### STATED PROBLEM
Take every line that has the string "Trace" and copy it out.

### Dataset entries
========================================

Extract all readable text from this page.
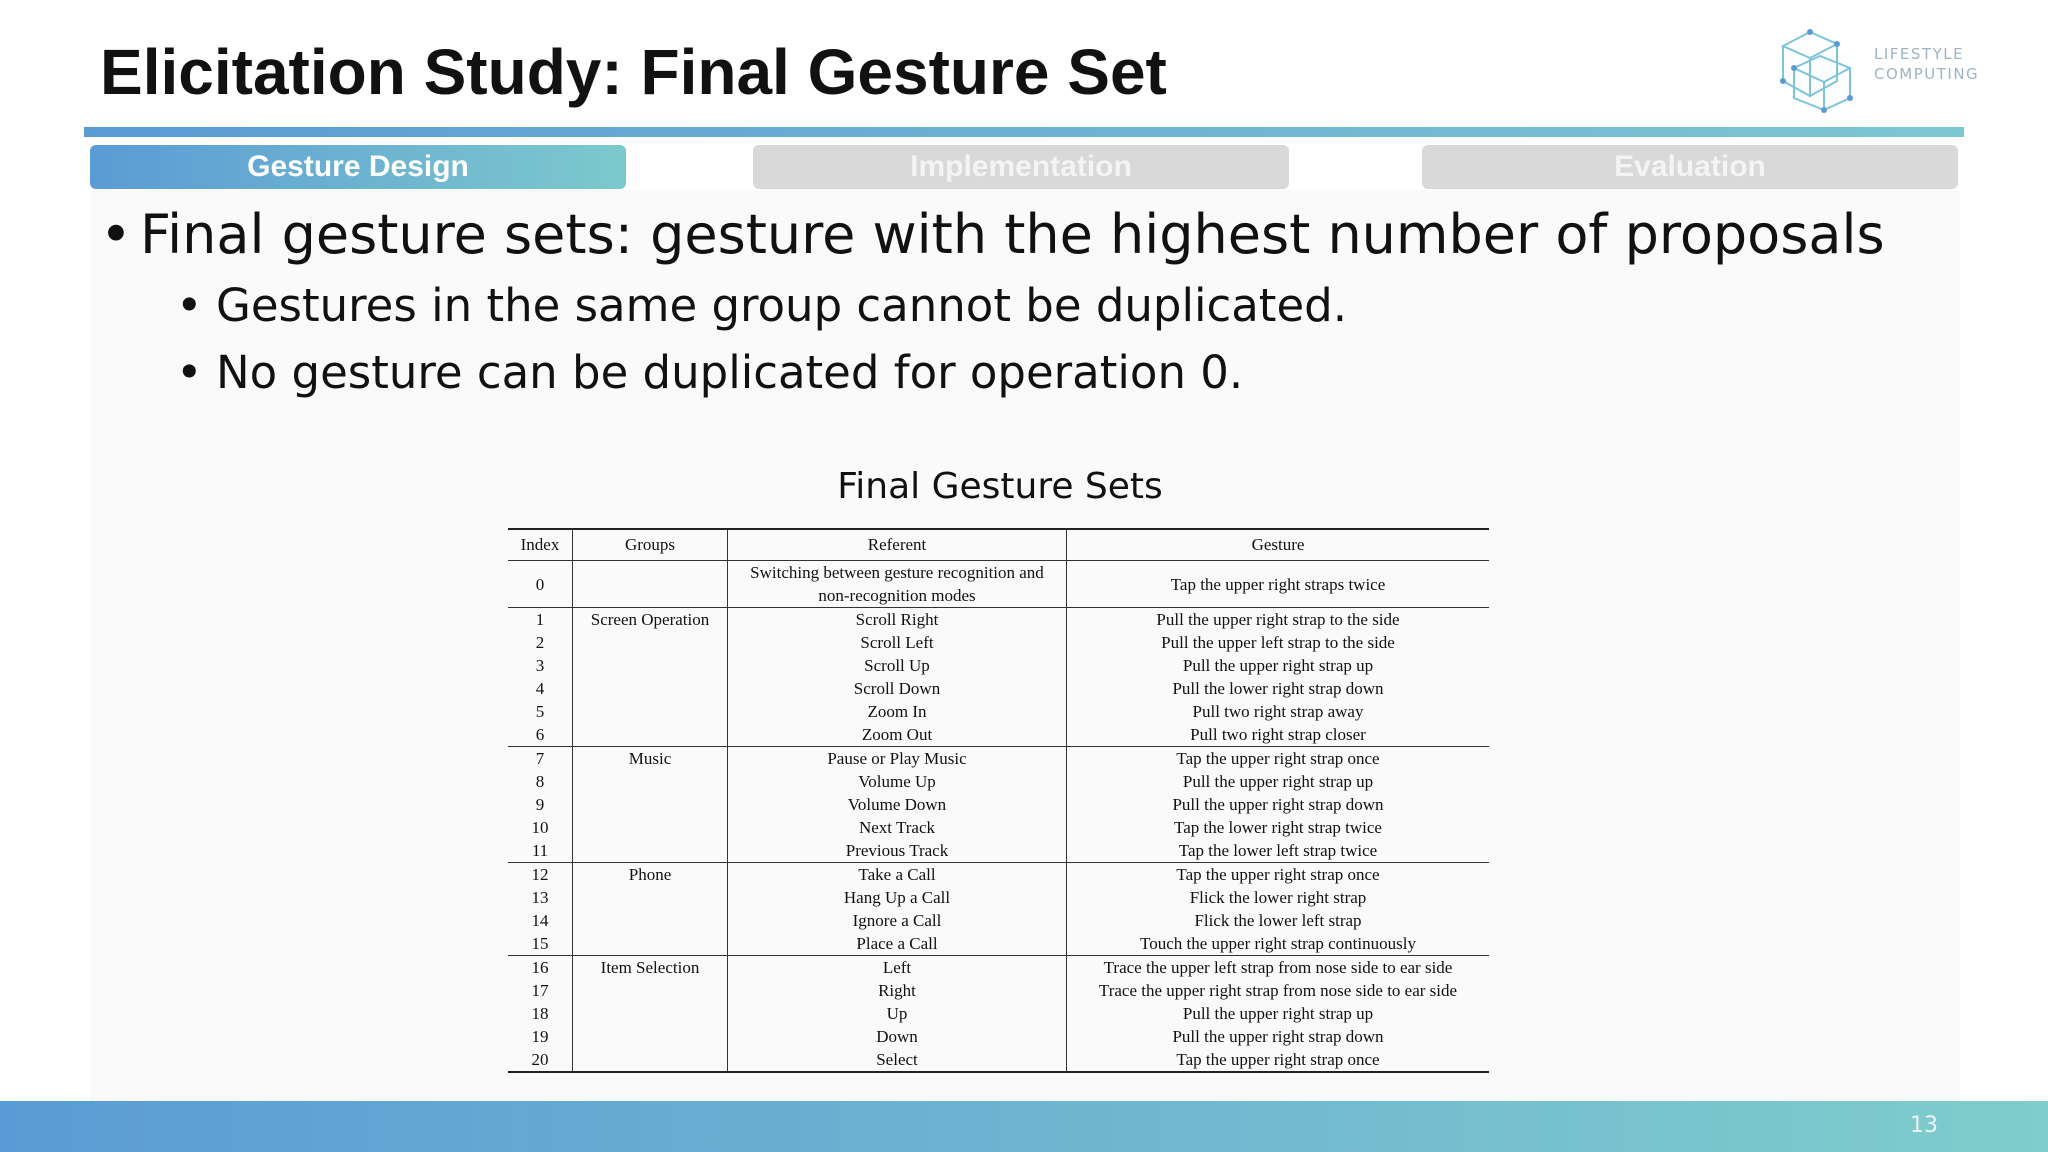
Elicitation Study: Final Gesture Set	LIFESTYLE
COMPUTING
Gesture Design	Implementation	Evaluation
• Final gesture sets: gesture with the highest number of proposals
• Gestures in the same group cannot be duplicated.
• No gesture can be duplicated for operation 0.
Final Gesture Sets
Index	Groups	Referent	Gesture
0		Switching between gesture recognition and non-recognition modes	Tap the upper right straps twice
1	Screen Operation	Scroll Right	Pull the upper right strap to the side
2		Scroll Left	Pull the upper left strap to the side
3		Scroll Up	Pull the upper right strap up
4		Scroll Down	Pull the lower right strap down
5		Zoom In	Pull two right strap away
6		Zoom Out	Pull two right strap closer
7	Music	Pause or Play Music	Tap the upper right strap once
8		Volume Up	Pull the upper right strap up
9		Volume Down	Pull the upper right strap down
10		Next Track	Tap the lower right strap twice
11		Previous Track	Tap the lower left strap twice
12	Phone	Take a Call	Tap the upper right strap once
13		Hang Up a Call	Flick the lower right strap
14		Ignore a Call	Flick the lower left strap
15		Place a Call	Touch the upper right strap continuously
16	Item Selection	Left	Trace the upper left strap from nose side to ear side
17		Right	Trace the upper right strap from nose side to ear side
18		Up	Pull the upper right strap up
19		Down	Pull the upper right strap down
20		Select	Tap the upper right strap once
13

========================================

### THE COMPLETED TASK
16	Item Selection	Left	Trace the upper left strap from nose side to ear side
17		Right	Trace the upper right strap from nose side to ear side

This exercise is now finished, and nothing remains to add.